## Objective
Type out the records that follow, exactly as given.

## Stored records
==================================================

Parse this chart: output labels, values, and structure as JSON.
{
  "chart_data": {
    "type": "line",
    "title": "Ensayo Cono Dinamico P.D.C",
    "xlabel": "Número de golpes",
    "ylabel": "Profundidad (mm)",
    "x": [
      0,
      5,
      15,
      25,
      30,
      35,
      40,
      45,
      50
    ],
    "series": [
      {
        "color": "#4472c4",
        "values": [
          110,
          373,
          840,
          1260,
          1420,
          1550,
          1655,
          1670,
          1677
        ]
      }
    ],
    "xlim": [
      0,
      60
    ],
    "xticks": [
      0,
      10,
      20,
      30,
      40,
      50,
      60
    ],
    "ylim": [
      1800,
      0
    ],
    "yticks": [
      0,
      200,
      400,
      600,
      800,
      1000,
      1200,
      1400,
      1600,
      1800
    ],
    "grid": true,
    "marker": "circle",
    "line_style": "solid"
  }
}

==================================================

## Problem solution
Parse this chart: output labels, values, and structure as JSON.
{
  "chart_data": {
    "type": "line",
    "title": "Ensayo Cono Dinamico P.D.C",
    "xlabel": "Número de golpes",
    "ylabel": "Profundidad (mm)",
    "x": [
      0,
      5,
      15,
      25,
      30,
      35,
      40,
      45,
      50
    ],
    "series": [
      {
        "color": "#4472c4",
        "values": [
          110,
          373,
          840,
          1260,
          1420,
          1550,
          1655,
          1670,
          1677
        ]
      }
    ],
    "xlim": [
      0,
      60
    ],
    "xticks": [
      0,
      10,
      20,
      30,
      40,
      50,
      60
    ],
    "ylim": [
      1800,
      0
    ],
    "yticks": [
      0,
      200,
      400,
      600,
      800,
      1000,
      1200,
      1400,
      1600,
      1800
    ],
    "grid": true,
    "marker": "circle",
    "line_style": "solid"
  }
}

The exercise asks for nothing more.